Entries taken from a collection:
□ □ □ □ □

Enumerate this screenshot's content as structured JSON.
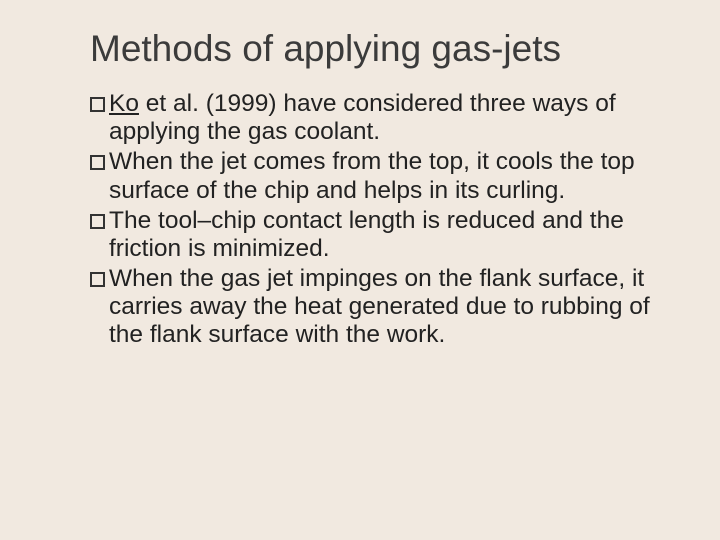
{
  "background_color": "#f1e9e0",
  "title": {
    "text": "Methods of applying gas-jets",
    "fontsize": 37,
    "color": "#3b3b3b"
  },
  "bullets": [
    {
      "prefix": "Ko",
      "prefix_underline": true,
      "rest": " et al. (1999) have considered three ways of applying the gas coolant."
    },
    {
      "prefix": "When",
      "prefix_underline": false,
      "rest": " the jet comes from the top, it cools the top surface of the chip and helps in its curling."
    },
    {
      "prefix": "The",
      "prefix_underline": false,
      "rest": " tool–chip contact length is reduced and the friction is minimized."
    },
    {
      "prefix": "When",
      "prefix_underline": false,
      "rest": " the gas jet impinges on the flank surface, it carries away the heat generated due to rubbing of the flank surface with the work."
    }
  ],
  "body_fontsize": 24.5,
  "body_color": "#222",
  "bullet_box": {
    "size": 15,
    "border_color": "#333",
    "border_width": 2
  }
}
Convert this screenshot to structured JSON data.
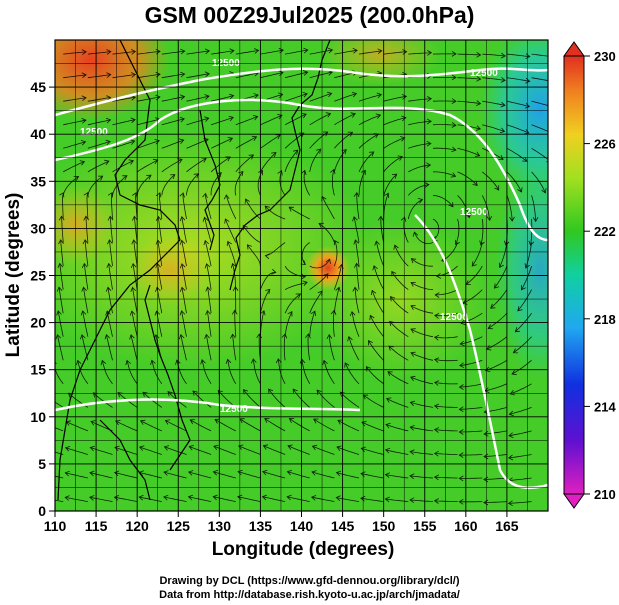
{
  "title": "GSM 00Z29Jul2025 (200.0hPa)",
  "xlabel": "Longitude (degrees)",
  "ylabel": "Latitude (degrees)",
  "x_ticks": [
    "110",
    "115",
    "120",
    "125",
    "130",
    "135",
    "140",
    "145",
    "150",
    "155",
    "160",
    "165"
  ],
  "y_ticks": [
    "0",
    "5",
    "10",
    "15",
    "20",
    "25",
    "30",
    "35",
    "40",
    "45"
  ],
  "colorbar": {
    "unit_range": [
      210,
      230
    ],
    "labels": [
      "230",
      "226",
      "222",
      "218",
      "214",
      "210"
    ]
  },
  "contour_labels": [
    "12500",
    "12500",
    "12500",
    "12500",
    "12500",
    "12500"
  ],
  "credits": {
    "line1": "Drawing by DCL (https://www.gfd-dennou.org/library/dcl/)",
    "line2": "Data from http://database.rish.kyoto-u.ac.jp/arch/jmadata/"
  },
  "chart_data": {
    "type": "heatmap",
    "title": "GSM 00Z29Jul2025 (200.0hPa)",
    "xlabel": "Longitude (degrees)",
    "ylabel": "Latitude (degrees)",
    "xlim": [
      110,
      170
    ],
    "ylim": [
      0,
      50
    ],
    "grid": true,
    "colorbar_range": [
      210,
      230
    ],
    "features": [
      "temperature shading",
      "wind streamlines",
      "geopotential height contours (white)",
      "coastlines"
    ]
  }
}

□ □ □ □ □

Set each line of the records down exactly, leaving every picture out.

Enumerate this screenshot's content as structured JSON.
{
  "background_color": "#f1e9e0",
  "title": {
    "text": "Methods of applying gas-jets",
    "fontsize": 37,
    "color": "#3b3b3b"
  },
  "bullets": [
    {
      "prefix": "Ko",
      "prefix_underline": true,
      "rest": " et al. (1999) have considered three ways of applying the gas coolant."
    },
    {
      "prefix": "When",
      "prefix_underline": false,
      "rest": " the jet comes from the top, it cools the top surface of the chip and helps in its curling."
    },
    {
      "prefix": "The",
      "prefix_underline": false,
      "rest": " tool–chip contact length is reduced and the friction is minimized."
    },
    {
      "prefix": "When",
      "prefix_underline": false,
      "rest": " the gas jet impinges on the flank surface, it carries away the heat generated due to rubbing of the flank surface with the work."
    }
  ],
  "body_fontsize": 24.5,
  "body_color": "#222",
  "bullet_box": {
    "size": 15,
    "border_color": "#333",
    "border_width": 2
  }
}
Convert this screenshot to structured JSON data.
{
  "title": "GSM 00Z29Jul2025 (200.0hPa)",
  "xlabel": "Longitude (degrees)",
  "ylabel": "Latitude (degrees)",
  "x_ticks": [
    "110",
    "115",
    "120",
    "125",
    "130",
    "135",
    "140",
    "145",
    "150",
    "155",
    "160",
    "165"
  ],
  "y_ticks": [
    "0",
    "5",
    "10",
    "15",
    "20",
    "25",
    "30",
    "35",
    "40",
    "45"
  ],
  "colorbar": {
    "unit_range": [
      210,
      230
    ],
    "labels": [
      "230",
      "226",
      "222",
      "218",
      "214",
      "210"
    ]
  },
  "contour_labels": [
    "12500",
    "12500",
    "12500",
    "12500",
    "12500",
    "12500"
  ],
  "credits": {
    "line1": "Drawing by DCL (https://www.gfd-dennou.org/library/dcl/)",
    "line2": "Data from http://database.rish.kyoto-u.ac.jp/arch/jmadata/"
  },
  "chart_data": {
    "type": "heatmap",
    "title": "GSM 00Z29Jul2025 (200.0hPa)",
    "xlabel": "Longitude (degrees)",
    "ylabel": "Latitude (degrees)",
    "xlim": [
      110,
      170
    ],
    "ylim": [
      0,
      50
    ],
    "grid": true,
    "colorbar_range": [
      210,
      230
    ],
    "features": [
      "temperature shading",
      "wind streamlines",
      "geopotential height contours (white)",
      "coastlines"
    ]
  }
}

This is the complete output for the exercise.